Short task: Every record should be repeated exactly, except that pictures are left out.

Data shown:

# # #

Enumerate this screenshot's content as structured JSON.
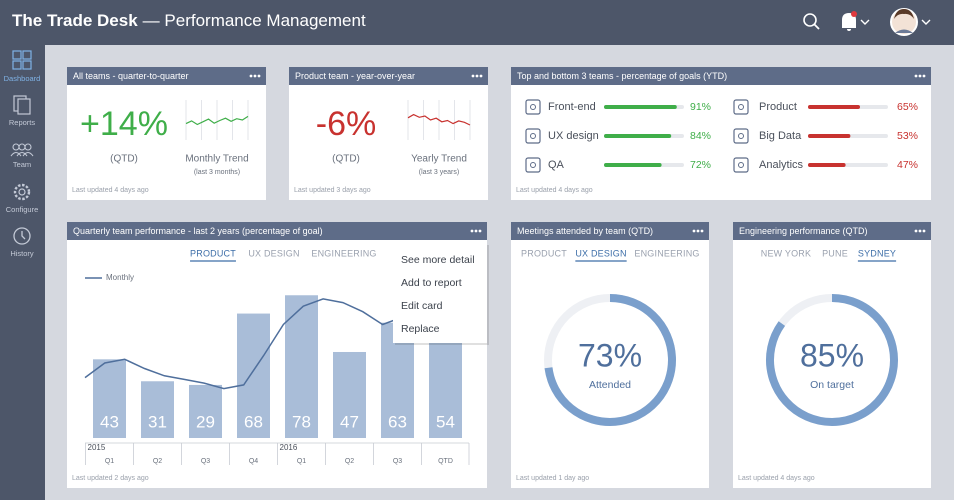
{
  "header": {
    "brand": "The Trade Desk",
    "title": "— Performance Management"
  },
  "sidebar": {
    "items": [
      "Dashboard",
      "Reports",
      "Team",
      "Configure",
      "History"
    ],
    "active": 0
  },
  "cards": {
    "qoq": {
      "title": "All teams - quarter-to-quarter",
      "headline": "+14%",
      "period": "(QTD)",
      "trend_title": "Monthly Trend",
      "trend_note": "(last 3 months)",
      "trend": [
        5.2,
        5.8,
        5.0,
        5.6,
        6.2,
        5.3,
        5.9,
        6.4,
        5.7,
        6.3,
        6.0,
        6.8
      ],
      "footer": "Last updated 4 days ago"
    },
    "yoy": {
      "title": "Product team - year-over-year",
      "headline": "-6%",
      "period": "(QTD)",
      "trend_title": "Yearly Trend",
      "trend_note": "(last 3 years)",
      "trend": [
        6.5,
        7.2,
        6.6,
        6.9,
        6.0,
        6.4,
        5.6,
        5.9,
        5.2,
        5.8,
        5.5,
        4.9
      ],
      "footer": "Last updated 3 days ago"
    },
    "top_bottom": {
      "title": "Top and bottom 3 teams - percentage of goals (YTD)",
      "top": [
        {
          "name": "Front-end",
          "value": 91,
          "value_label": "91%"
        },
        {
          "name": "UX design",
          "value": 84,
          "value_label": "84%"
        },
        {
          "name": "QA",
          "value": 72,
          "value_label": "72%"
        }
      ],
      "bottom": [
        {
          "name": "Product",
          "value": 65,
          "value_label": "65%"
        },
        {
          "name": "Big Data",
          "value": 53,
          "value_label": "53%"
        },
        {
          "name": "Analytics",
          "value": 47,
          "value_label": "47%"
        }
      ],
      "footer": "Last updated 4 days ago"
    },
    "quarterly": {
      "title": "Quarterly team performance - last 2 years (percentage of goal)",
      "tabs": [
        "PRODUCT",
        "UX DESIGN",
        "ENGINEERING"
      ],
      "active_tab": 0,
      "legend": "Monthly",
      "categories": [
        "Q1",
        "Q2",
        "Q3",
        "Q4",
        "Q1",
        "Q2",
        "Q3",
        "QTD"
      ],
      "years": [
        "2015",
        null,
        null,
        null,
        "2016",
        null,
        null,
        null
      ],
      "values": [
        43,
        31,
        29,
        68,
        78,
        47,
        63,
        54
      ],
      "ylim": [
        0,
        100
      ],
      "monthly": [
        33,
        41,
        43,
        38,
        34,
        32,
        30,
        27,
        29,
        45,
        62,
        72,
        76,
        74,
        69,
        62,
        66,
        65,
        64,
        66
      ],
      "menu": [
        "See more detail",
        "Add to report",
        "Edit card",
        "Replace"
      ],
      "footer": "Last updated 2 days ago"
    },
    "meetings": {
      "title": "Meetings attended by team (QTD)",
      "tabs": [
        "PRODUCT",
        "UX DESIGN",
        "ENGINEERING"
      ],
      "active_tab": 1,
      "value": 73,
      "value_label": "73%",
      "caption": "Attended",
      "footer": "Last updated 1 day ago"
    },
    "engineering": {
      "title": "Engineering performance (QTD)",
      "tabs": [
        "NEW YORK",
        "PUNE",
        "SYDNEY"
      ],
      "active_tab": 2,
      "value": 85,
      "value_label": "85%",
      "caption": "On target",
      "footer": "Last updated 4 days ago"
    }
  }
}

# # #

Response:
Enumerate this screenshot's content as structured JSON.
{
  "header": {
    "brand": "The Trade Desk",
    "title": "— Performance Management"
  },
  "sidebar": {
    "items": [
      "Dashboard",
      "Reports",
      "Team",
      "Configure",
      "History"
    ],
    "active": 0
  },
  "cards": {
    "qoq": {
      "title": "All teams - quarter-to-quarter",
      "headline": "+14%",
      "period": "(QTD)",
      "trend_title": "Monthly Trend",
      "trend_note": "(last 3 months)",
      "trend": [
        5.2,
        5.8,
        5.0,
        5.6,
        6.2,
        5.3,
        5.9,
        6.4,
        5.7,
        6.3,
        6.0,
        6.8
      ],
      "footer": "Last updated 4 days ago"
    },
    "yoy": {
      "title": "Product team - year-over-year",
      "headline": "-6%",
      "period": "(QTD)",
      "trend_title": "Yearly Trend",
      "trend_note": "(last 3 years)",
      "trend": [
        6.5,
        7.2,
        6.6,
        6.9,
        6.0,
        6.4,
        5.6,
        5.9,
        5.2,
        5.8,
        5.5,
        4.9
      ],
      "footer": "Last updated 3 days ago"
    },
    "top_bottom": {
      "title": "Top and bottom 3 teams - percentage of goals (YTD)",
      "top": [
        {
          "name": "Front-end",
          "value": 91,
          "value_label": "91%"
        },
        {
          "name": "UX design",
          "value": 84,
          "value_label": "84%"
        },
        {
          "name": "QA",
          "value": 72,
          "value_label": "72%"
        }
      ],
      "bottom": [
        {
          "name": "Product",
          "value": 65,
          "value_label": "65%"
        },
        {
          "name": "Big Data",
          "value": 53,
          "value_label": "53%"
        },
        {
          "name": "Analytics",
          "value": 47,
          "value_label": "47%"
        }
      ],
      "footer": "Last updated 4 days ago"
    },
    "quarterly": {
      "title": "Quarterly team performance - last 2 years (percentage of goal)",
      "tabs": [
        "PRODUCT",
        "UX DESIGN",
        "ENGINEERING"
      ],
      "active_tab": 0,
      "legend": "Monthly",
      "categories": [
        "Q1",
        "Q2",
        "Q3",
        "Q4",
        "Q1",
        "Q2",
        "Q3",
        "QTD"
      ],
      "years": [
        "2015",
        null,
        null,
        null,
        "2016",
        null,
        null,
        null
      ],
      "values": [
        43,
        31,
        29,
        68,
        78,
        47,
        63,
        54
      ],
      "ylim": [
        0,
        100
      ],
      "monthly": [
        33,
        41,
        43,
        38,
        34,
        32,
        30,
        27,
        29,
        45,
        62,
        72,
        76,
        74,
        69,
        62,
        66,
        65,
        64,
        66
      ],
      "menu": [
        "See more detail",
        "Add to report",
        "Edit card",
        "Replace"
      ],
      "footer": "Last updated 2 days ago"
    },
    "meetings": {
      "title": "Meetings attended by team (QTD)",
      "tabs": [
        "PRODUCT",
        "UX DESIGN",
        "ENGINEERING"
      ],
      "active_tab": 1,
      "value": 73,
      "value_label": "73%",
      "caption": "Attended",
      "footer": "Last updated 1 day ago"
    },
    "engineering": {
      "title": "Engineering performance (QTD)",
      "tabs": [
        "NEW YORK",
        "PUNE",
        "SYDNEY"
      ],
      "active_tab": 2,
      "value": 85,
      "value_label": "85%",
      "caption": "On target",
      "footer": "Last updated 4 days ago"
    }
  }
}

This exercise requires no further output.